## begin Excerpt provided

Chemical component in PDBechem

The term chemical component (or ligand) refers to the distinct chemical entity of a stereoisomer of a small molecule or monomer.
This means that structural isomers, geometric isomers, and enantoimers (but not conformation isomers) are distinct chemical components (ligands) in PDBechem. The properties that define the chemical identity of a ligand are:
  • atoms (including hydrogens) and atom elements,
  • bonds and bond orders as well as
  • atom and bond stereo descriptors

Ligands in wwPDB

The ligand dictionary is not an isolated effort of the PDBe group. The fundamental parts of the dictionary are exchanged on a weekly basis with collaborators of the international wwPDB (RCSB - PDBj) in the form of mmCif chem_comp_group files and are in sync with the PDB archive. During this process new ligands are manually and semi-automatically processed by the wwPDB members, before they become official 3-letter code identifiers of the PDB.

## end Excerpt provided
## begin Entries provided

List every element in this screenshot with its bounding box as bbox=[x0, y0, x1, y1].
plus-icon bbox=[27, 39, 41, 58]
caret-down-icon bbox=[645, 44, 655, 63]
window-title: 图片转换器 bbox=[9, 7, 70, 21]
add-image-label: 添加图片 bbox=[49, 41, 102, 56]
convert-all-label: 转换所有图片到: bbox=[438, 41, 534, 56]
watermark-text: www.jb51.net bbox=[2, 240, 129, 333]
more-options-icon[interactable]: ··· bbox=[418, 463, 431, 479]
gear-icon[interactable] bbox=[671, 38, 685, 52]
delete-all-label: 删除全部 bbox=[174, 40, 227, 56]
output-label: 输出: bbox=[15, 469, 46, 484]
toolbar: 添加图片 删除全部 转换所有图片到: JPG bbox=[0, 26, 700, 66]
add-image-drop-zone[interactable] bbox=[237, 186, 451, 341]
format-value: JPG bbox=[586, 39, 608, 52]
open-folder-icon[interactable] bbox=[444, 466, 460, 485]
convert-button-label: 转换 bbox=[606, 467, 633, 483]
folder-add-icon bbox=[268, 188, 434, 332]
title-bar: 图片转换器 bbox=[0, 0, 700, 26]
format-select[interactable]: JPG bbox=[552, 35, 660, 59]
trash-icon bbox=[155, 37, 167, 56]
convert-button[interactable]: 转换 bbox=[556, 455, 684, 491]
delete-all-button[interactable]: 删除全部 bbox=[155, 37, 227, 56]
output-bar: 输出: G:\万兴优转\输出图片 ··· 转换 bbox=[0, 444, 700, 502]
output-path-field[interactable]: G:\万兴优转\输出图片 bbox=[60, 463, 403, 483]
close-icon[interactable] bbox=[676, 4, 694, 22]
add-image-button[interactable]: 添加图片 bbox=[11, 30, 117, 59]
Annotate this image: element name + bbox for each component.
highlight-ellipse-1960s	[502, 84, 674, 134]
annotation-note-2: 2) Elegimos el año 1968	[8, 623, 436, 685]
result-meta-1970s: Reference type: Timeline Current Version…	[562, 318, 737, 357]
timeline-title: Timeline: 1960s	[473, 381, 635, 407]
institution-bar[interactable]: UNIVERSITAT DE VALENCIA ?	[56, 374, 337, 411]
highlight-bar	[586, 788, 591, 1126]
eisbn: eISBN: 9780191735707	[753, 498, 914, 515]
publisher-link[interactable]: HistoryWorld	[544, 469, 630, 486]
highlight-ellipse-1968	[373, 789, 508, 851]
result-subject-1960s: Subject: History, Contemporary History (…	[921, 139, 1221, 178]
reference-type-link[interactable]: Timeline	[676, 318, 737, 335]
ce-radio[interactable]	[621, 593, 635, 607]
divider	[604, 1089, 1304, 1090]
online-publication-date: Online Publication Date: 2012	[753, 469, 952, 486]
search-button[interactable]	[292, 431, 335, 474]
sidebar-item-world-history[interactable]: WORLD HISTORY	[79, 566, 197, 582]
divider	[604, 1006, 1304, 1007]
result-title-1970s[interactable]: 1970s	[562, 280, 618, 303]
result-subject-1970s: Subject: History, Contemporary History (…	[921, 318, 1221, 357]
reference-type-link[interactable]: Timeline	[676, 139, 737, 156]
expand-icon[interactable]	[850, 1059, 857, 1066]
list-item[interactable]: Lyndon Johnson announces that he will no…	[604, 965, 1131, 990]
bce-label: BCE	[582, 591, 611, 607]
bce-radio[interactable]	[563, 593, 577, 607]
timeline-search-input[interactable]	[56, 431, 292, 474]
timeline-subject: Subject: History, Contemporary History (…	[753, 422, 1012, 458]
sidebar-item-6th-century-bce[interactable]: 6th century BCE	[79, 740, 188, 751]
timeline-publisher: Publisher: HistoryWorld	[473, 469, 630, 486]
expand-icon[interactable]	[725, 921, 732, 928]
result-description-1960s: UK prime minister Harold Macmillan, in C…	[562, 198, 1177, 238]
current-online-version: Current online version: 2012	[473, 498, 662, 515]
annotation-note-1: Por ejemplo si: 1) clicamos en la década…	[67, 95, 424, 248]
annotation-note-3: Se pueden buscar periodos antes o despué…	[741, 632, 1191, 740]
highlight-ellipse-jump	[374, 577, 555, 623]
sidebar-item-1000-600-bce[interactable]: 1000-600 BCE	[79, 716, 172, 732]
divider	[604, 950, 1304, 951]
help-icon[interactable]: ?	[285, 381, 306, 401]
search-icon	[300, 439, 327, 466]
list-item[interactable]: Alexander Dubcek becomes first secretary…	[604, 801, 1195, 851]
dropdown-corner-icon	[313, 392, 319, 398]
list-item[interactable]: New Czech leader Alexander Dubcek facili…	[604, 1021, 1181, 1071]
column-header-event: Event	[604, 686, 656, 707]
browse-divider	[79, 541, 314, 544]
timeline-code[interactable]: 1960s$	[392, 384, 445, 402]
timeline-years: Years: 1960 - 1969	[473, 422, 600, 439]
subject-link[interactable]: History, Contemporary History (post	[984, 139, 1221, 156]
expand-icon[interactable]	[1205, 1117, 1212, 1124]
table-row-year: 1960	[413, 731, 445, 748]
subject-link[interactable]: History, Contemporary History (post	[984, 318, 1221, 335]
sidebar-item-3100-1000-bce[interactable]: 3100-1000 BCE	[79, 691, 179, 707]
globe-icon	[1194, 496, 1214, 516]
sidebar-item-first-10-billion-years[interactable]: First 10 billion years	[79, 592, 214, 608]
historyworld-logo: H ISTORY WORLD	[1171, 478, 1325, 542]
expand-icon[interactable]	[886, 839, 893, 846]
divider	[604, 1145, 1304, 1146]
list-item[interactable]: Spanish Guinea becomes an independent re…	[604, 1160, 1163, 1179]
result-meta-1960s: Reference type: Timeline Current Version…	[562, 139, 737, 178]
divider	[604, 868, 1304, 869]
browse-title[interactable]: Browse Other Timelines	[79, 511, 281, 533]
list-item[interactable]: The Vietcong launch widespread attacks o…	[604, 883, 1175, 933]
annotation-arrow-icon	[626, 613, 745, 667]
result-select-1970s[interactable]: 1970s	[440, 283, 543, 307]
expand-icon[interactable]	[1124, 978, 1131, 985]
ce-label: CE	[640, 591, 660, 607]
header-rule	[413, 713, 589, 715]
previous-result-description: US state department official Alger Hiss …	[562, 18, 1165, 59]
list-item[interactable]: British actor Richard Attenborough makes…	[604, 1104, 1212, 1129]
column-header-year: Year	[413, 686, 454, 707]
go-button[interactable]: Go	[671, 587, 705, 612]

## end Entries provided

#### What is expected:
Reproduce the section of the PDBechem chemical components text above, starting with "Chemical component in" and going on through "molecule or monomer.".

#### Exercise solution:
Chemical component in PDBechem

The term chemical component (or ligand) refers to the distinct chemical entity of a stereoisomer of a small molecule or monomer.